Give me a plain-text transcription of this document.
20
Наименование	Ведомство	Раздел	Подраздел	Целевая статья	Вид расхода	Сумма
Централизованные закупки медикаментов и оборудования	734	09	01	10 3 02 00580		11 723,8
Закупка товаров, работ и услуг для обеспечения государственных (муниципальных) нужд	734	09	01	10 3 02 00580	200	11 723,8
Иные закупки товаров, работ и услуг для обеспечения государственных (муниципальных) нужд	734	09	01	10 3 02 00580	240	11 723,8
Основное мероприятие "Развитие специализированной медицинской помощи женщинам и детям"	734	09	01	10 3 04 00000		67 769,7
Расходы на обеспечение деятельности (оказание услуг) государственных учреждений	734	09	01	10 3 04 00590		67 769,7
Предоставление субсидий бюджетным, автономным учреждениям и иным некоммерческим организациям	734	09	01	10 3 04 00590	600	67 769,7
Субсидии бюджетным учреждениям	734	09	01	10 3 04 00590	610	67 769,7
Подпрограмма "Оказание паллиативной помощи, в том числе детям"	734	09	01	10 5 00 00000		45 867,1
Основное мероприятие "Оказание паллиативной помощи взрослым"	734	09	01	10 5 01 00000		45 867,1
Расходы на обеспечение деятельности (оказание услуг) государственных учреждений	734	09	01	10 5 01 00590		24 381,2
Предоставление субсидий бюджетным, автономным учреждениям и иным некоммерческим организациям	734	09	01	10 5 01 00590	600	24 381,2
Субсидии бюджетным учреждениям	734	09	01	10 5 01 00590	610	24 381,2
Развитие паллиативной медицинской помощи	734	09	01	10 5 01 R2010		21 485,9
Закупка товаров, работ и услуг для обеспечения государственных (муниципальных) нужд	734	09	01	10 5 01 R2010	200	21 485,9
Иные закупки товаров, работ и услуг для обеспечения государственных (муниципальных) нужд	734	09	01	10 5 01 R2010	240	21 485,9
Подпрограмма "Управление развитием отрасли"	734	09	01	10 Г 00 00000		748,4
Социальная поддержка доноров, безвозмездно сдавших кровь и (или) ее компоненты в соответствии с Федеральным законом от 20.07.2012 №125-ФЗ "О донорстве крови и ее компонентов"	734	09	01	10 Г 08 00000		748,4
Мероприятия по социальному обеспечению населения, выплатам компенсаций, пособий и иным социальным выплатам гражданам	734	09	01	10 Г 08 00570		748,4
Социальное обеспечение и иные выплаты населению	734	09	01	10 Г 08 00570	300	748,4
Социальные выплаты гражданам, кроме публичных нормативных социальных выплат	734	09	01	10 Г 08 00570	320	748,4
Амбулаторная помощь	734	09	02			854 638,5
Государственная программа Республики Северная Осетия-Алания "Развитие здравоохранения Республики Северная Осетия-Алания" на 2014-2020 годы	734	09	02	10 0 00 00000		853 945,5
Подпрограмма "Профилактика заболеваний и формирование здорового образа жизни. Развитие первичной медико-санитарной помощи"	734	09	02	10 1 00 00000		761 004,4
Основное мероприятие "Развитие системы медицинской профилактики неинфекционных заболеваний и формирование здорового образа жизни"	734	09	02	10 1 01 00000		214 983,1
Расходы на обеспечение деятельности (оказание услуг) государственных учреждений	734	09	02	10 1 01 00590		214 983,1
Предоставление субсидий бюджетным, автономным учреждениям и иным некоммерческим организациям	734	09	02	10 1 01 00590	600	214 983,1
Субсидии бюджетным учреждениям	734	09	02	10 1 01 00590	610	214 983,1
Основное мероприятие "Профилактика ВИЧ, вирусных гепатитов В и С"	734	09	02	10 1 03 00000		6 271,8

************

Filter the entries and copy out every line with the word "нужд".

Exercise answer:
Закупка товаров, работ и услуг для обеспечения государственных (муниципальных) нужд	734	09	01	10 3 02 00580	200	11 723,8
Иные закупки товаров, работ и услуг для обеспечения государственных (муниципальных) нужд	734	09	01	10 3 02 00580	240	11 723,8
Закупка товаров, работ и услуг для обеспечения государственных (муниципальных) нужд	734	09	01	10 5 01 R2010	200	21 485,9
Иные закупки товаров, работ и услуг для обеспечения государственных (муниципальных) нужд	734	09	01	10 5 01 R2010	240	21 485,9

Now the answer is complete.